═══ Dataset records ═══

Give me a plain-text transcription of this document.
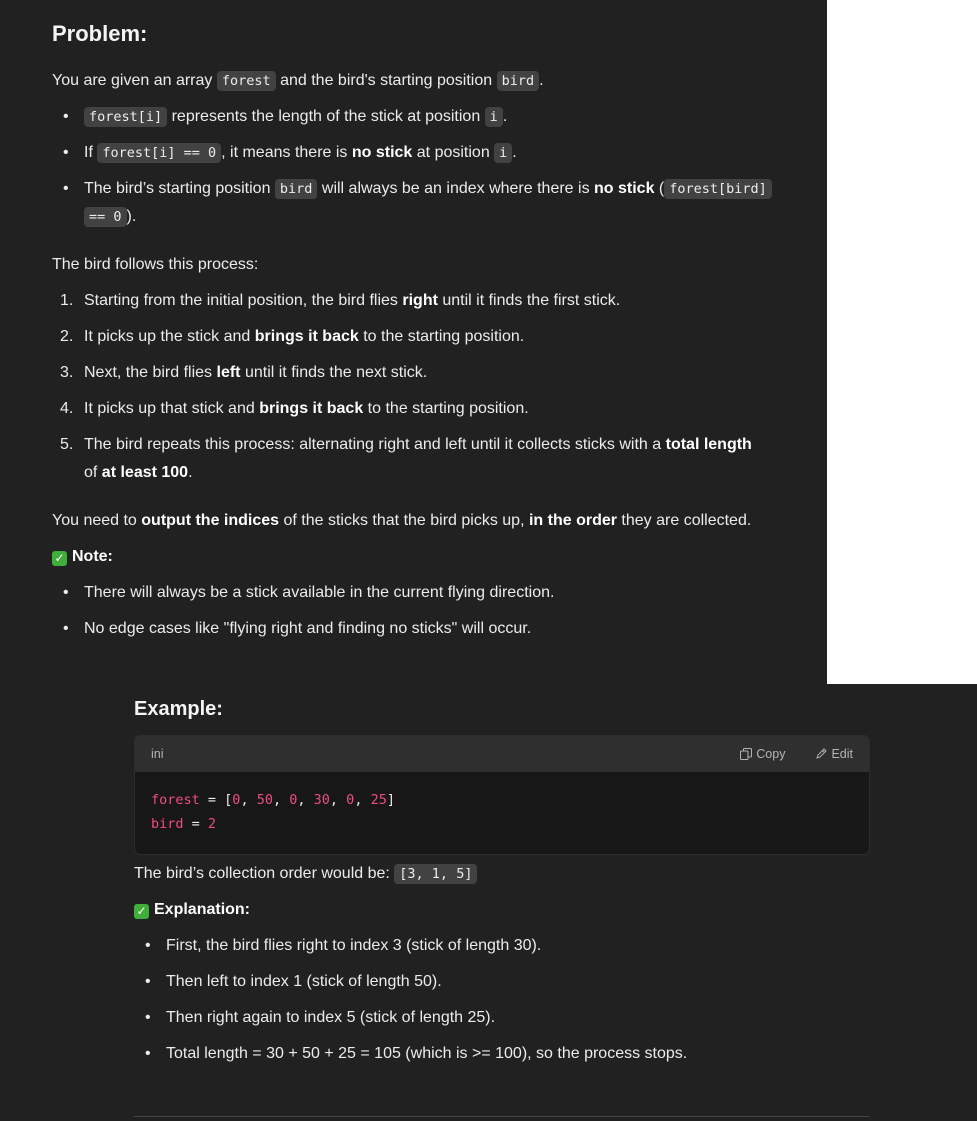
Problem:

You are given an array forest and the bird's starting position bird .

• forest[i] represents the length of the stick at position i .
• If forest[i] == 0 , it means there is no stick at position i .
• The bird’s starting position bird will always be an index where there is no stick ( forest[bird]
== 0 ).

The bird follows this process:

1. Starting from the initial position, the bird flies right until it finds the first stick.
2. It picks up the stick and brings it back to the starting position.
3. Next, the bird flies left until it finds the next stick.
4. It picks up that stick and brings it back to the starting position.
5. The bird repeats this process: alternating right and left until it collects sticks with a total length
of at least 100.

You need to output the indices of the sticks that the bird picks up, in the order they are collected.

✓ Note:

• There will always be a stick available in the current flying direction.
• No edge cases like "flying right and finding no sticks" will occur.
Example:
ini	Copy	Edit
forest = [0, 50, 0, 30, 0, 25]
bird = 2

The bird’s collection order would be: [3, 1, 5]

✓ Explanation:

• First, the bird flies right to index 3 (stick of length 30).
• Then left to index 1 (stick of length 50).
• Then right again to index 5 (stick of length 25).
• Total length = 30 + 50 + 25 = 105 (which is >= 100), so the process stops.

═══

→ **What is expected**
Repeat the material exactly as it reads, without any of its pictures.

→ **The output**
Give me a plain-text transcription of this document.
Problem:

You are given an array forest and the bird's starting position bird .

• forest[i] represents the length of the stick at position i .
• If forest[i] == 0 , it means there is no stick at position i .
• The bird’s starting position bird will always be an index where there is no stick ( forest[bird]
== 0 ).

The bird follows this process:

1. Starting from the initial position, the bird flies right until it finds the first stick.
2. It picks up the stick and brings it back to the starting position.
3. Next, the bird flies left until it finds the next stick.
4. It picks up that stick and brings it back to the starting position.
5. The bird repeats this process: alternating right and left until it collects sticks with a total length
of at least 100.

You need to output the indices of the sticks that the bird picks up, in the order they are collected.

✓ Note:

• There will always be a stick available in the current flying direction.
• No edge cases like "flying right and finding no sticks" will occur.
Example:
ini	Copy	Edit
forest = [0, 50, 0, 30, 0, 25]
bird = 2

The bird’s collection order would be: [3, 1, 5]

✓ Explanation:

• First, the bird flies right to index 3 (stick of length 30).
• Then left to index 1 (stick of length 50).
• Then right again to index 5 (stick of length 25).
• Total length = 30 + 50 + 25 = 105 (which is >= 100), so the process stops.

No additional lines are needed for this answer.